PROBLEM REQUIREMENTS: Without the pictures, reproduce the records that follow exactly.

TASK INPUTS:
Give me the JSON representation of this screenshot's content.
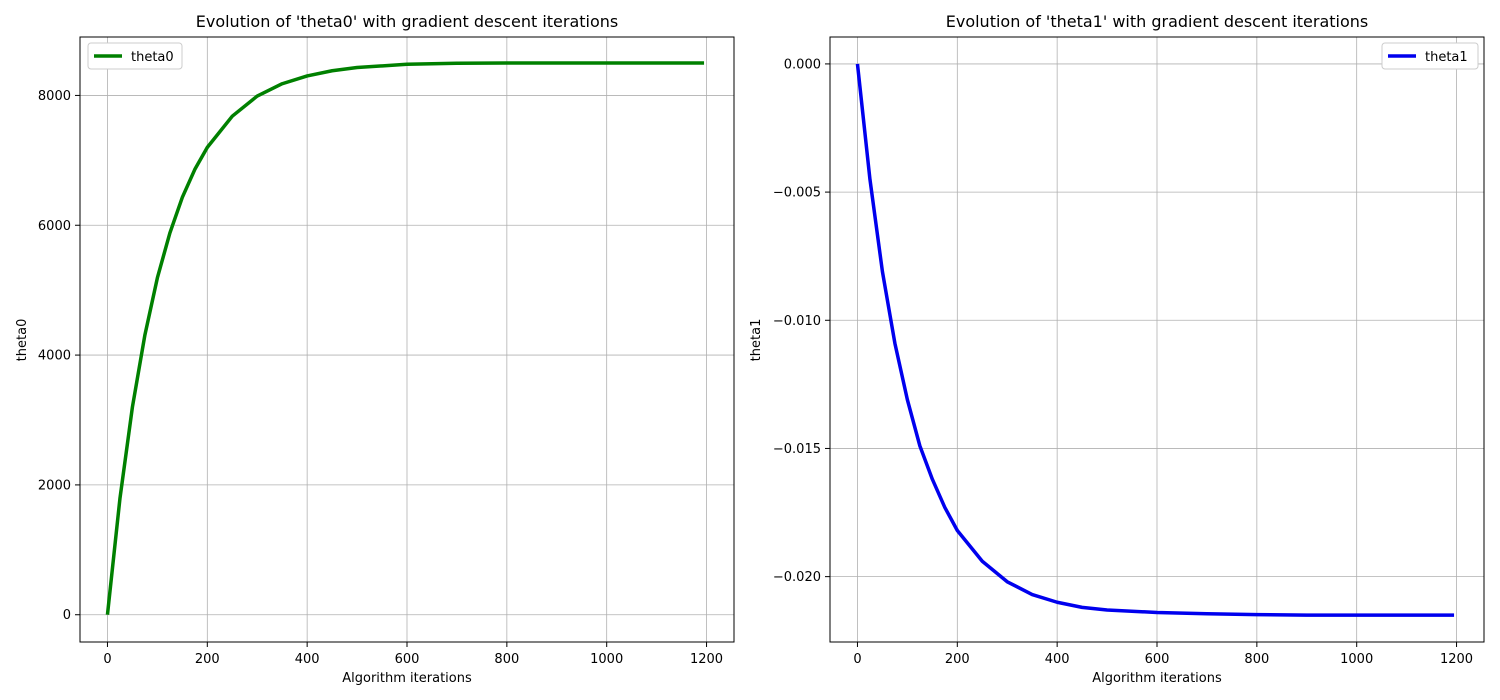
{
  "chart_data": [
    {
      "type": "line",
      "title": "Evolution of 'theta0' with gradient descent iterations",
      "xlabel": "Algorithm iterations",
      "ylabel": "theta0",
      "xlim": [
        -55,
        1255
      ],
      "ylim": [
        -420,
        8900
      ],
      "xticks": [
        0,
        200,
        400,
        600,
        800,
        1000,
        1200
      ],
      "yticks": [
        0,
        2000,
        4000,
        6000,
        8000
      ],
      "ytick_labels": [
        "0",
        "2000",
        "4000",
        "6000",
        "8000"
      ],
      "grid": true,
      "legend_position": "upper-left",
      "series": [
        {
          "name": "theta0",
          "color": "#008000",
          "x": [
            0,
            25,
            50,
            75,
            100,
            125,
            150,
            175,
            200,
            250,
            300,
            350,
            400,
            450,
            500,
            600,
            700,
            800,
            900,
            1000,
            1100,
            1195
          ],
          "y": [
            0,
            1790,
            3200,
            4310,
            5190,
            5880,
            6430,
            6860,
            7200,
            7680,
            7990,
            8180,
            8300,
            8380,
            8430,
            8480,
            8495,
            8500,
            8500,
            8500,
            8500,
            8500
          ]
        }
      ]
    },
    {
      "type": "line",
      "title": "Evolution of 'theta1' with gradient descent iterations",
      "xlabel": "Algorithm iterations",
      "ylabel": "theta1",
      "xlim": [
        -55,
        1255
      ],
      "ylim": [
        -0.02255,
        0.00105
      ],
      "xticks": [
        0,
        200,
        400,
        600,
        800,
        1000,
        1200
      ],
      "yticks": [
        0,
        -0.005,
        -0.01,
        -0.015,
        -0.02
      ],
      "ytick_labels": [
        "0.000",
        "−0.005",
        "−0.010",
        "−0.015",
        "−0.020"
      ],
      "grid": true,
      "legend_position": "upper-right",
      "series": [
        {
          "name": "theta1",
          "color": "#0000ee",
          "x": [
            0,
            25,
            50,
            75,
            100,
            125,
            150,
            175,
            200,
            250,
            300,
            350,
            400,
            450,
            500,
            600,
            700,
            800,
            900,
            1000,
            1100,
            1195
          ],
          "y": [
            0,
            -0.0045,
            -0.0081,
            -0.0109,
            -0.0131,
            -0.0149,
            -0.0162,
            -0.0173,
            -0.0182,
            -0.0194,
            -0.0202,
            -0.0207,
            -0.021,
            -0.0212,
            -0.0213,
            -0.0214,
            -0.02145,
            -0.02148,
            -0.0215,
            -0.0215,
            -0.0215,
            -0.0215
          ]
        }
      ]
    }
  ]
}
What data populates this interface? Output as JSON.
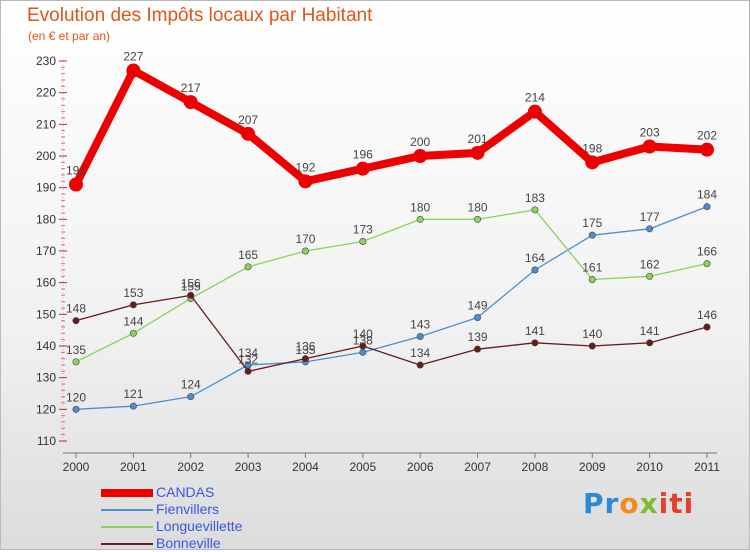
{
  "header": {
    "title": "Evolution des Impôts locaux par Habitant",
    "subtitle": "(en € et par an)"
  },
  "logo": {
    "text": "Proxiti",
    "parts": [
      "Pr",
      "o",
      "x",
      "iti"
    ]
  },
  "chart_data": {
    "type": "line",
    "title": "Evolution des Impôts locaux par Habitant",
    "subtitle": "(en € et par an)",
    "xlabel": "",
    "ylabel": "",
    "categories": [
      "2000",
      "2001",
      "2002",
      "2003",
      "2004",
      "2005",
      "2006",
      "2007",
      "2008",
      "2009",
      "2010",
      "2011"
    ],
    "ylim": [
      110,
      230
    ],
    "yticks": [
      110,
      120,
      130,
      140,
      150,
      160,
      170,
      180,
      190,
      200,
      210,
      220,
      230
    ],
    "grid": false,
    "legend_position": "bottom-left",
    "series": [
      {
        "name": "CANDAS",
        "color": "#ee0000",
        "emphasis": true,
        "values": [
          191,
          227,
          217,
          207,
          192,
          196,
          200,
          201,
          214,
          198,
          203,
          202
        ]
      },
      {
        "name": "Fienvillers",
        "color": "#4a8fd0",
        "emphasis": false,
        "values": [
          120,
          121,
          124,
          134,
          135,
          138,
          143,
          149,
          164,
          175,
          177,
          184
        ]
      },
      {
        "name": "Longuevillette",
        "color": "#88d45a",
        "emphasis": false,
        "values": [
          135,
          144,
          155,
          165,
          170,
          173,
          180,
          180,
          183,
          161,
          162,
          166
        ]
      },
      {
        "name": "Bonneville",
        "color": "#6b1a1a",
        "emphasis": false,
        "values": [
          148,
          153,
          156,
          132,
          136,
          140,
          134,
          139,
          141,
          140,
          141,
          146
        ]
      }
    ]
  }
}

OUTPUT OF THE TASK:
Give me the JSON representation of this screenshot's content.
{
  "chart_data": [
    {
      "type": "line",
      "title": "Evolution of 'theta0' with gradient descent iterations",
      "xlabel": "Algorithm iterations",
      "ylabel": "theta0",
      "xlim": [
        -55,
        1255
      ],
      "ylim": [
        -420,
        8900
      ],
      "xticks": [
        0,
        200,
        400,
        600,
        800,
        1000,
        1200
      ],
      "yticks": [
        0,
        2000,
        4000,
        6000,
        8000
      ],
      "ytick_labels": [
        "0",
        "2000",
        "4000",
        "6000",
        "8000"
      ],
      "grid": true,
      "legend_position": "upper-left",
      "series": [
        {
          "name": "theta0",
          "color": "#008000",
          "x": [
            0,
            25,
            50,
            75,
            100,
            125,
            150,
            175,
            200,
            250,
            300,
            350,
            400,
            450,
            500,
            600,
            700,
            800,
            900,
            1000,
            1100,
            1195
          ],
          "y": [
            0,
            1790,
            3200,
            4310,
            5190,
            5880,
            6430,
            6860,
            7200,
            7680,
            7990,
            8180,
            8300,
            8380,
            8430,
            8480,
            8495,
            8500,
            8500,
            8500,
            8500,
            8500
          ]
        }
      ]
    },
    {
      "type": "line",
      "title": "Evolution of 'theta1' with gradient descent iterations",
      "xlabel": "Algorithm iterations",
      "ylabel": "theta1",
      "xlim": [
        -55,
        1255
      ],
      "ylim": [
        -0.02255,
        0.00105
      ],
      "xticks": [
        0,
        200,
        400,
        600,
        800,
        1000,
        1200
      ],
      "yticks": [
        0,
        -0.005,
        -0.01,
        -0.015,
        -0.02
      ],
      "ytick_labels": [
        "0.000",
        "−0.005",
        "−0.010",
        "−0.015",
        "−0.020"
      ],
      "grid": true,
      "legend_position": "upper-right",
      "series": [
        {
          "name": "theta1",
          "color": "#0000ee",
          "x": [
            0,
            25,
            50,
            75,
            100,
            125,
            150,
            175,
            200,
            250,
            300,
            350,
            400,
            450,
            500,
            600,
            700,
            800,
            900,
            1000,
            1100,
            1195
          ],
          "y": [
            0,
            -0.0045,
            -0.0081,
            -0.0109,
            -0.0131,
            -0.0149,
            -0.0162,
            -0.0173,
            -0.0182,
            -0.0194,
            -0.0202,
            -0.0207,
            -0.021,
            -0.0212,
            -0.0213,
            -0.0214,
            -0.02145,
            -0.02148,
            -0.0215,
            -0.0215,
            -0.0215,
            -0.0215
          ]
        }
      ]
    }
  ]
}
What data populates this interface? Output as JSON.
{
  "header": {
    "title": "Evolution des Impôts locaux par Habitant",
    "subtitle": "(en € et par an)"
  },
  "logo": {
    "text": "Proxiti",
    "parts": [
      "Pr",
      "o",
      "x",
      "iti"
    ]
  },
  "chart_data": {
    "type": "line",
    "title": "Evolution des Impôts locaux par Habitant",
    "subtitle": "(en € et par an)",
    "xlabel": "",
    "ylabel": "",
    "categories": [
      "2000",
      "2001",
      "2002",
      "2003",
      "2004",
      "2005",
      "2006",
      "2007",
      "2008",
      "2009",
      "2010",
      "2011"
    ],
    "ylim": [
      110,
      230
    ],
    "yticks": [
      110,
      120,
      130,
      140,
      150,
      160,
      170,
      180,
      190,
      200,
      210,
      220,
      230
    ],
    "grid": false,
    "legend_position": "bottom-left",
    "series": [
      {
        "name": "CANDAS",
        "color": "#ee0000",
        "emphasis": true,
        "values": [
          191,
          227,
          217,
          207,
          192,
          196,
          200,
          201,
          214,
          198,
          203,
          202
        ]
      },
      {
        "name": "Fienvillers",
        "color": "#4a8fd0",
        "emphasis": false,
        "values": [
          120,
          121,
          124,
          134,
          135,
          138,
          143,
          149,
          164,
          175,
          177,
          184
        ]
      },
      {
        "name": "Longuevillette",
        "color": "#88d45a",
        "emphasis": false,
        "values": [
          135,
          144,
          155,
          165,
          170,
          173,
          180,
          180,
          183,
          161,
          162,
          166
        ]
      },
      {
        "name": "Bonneville",
        "color": "#6b1a1a",
        "emphasis": false,
        "values": [
          148,
          153,
          156,
          132,
          136,
          140,
          134,
          139,
          141,
          140,
          141,
          146
        ]
      }
    ]
  }
}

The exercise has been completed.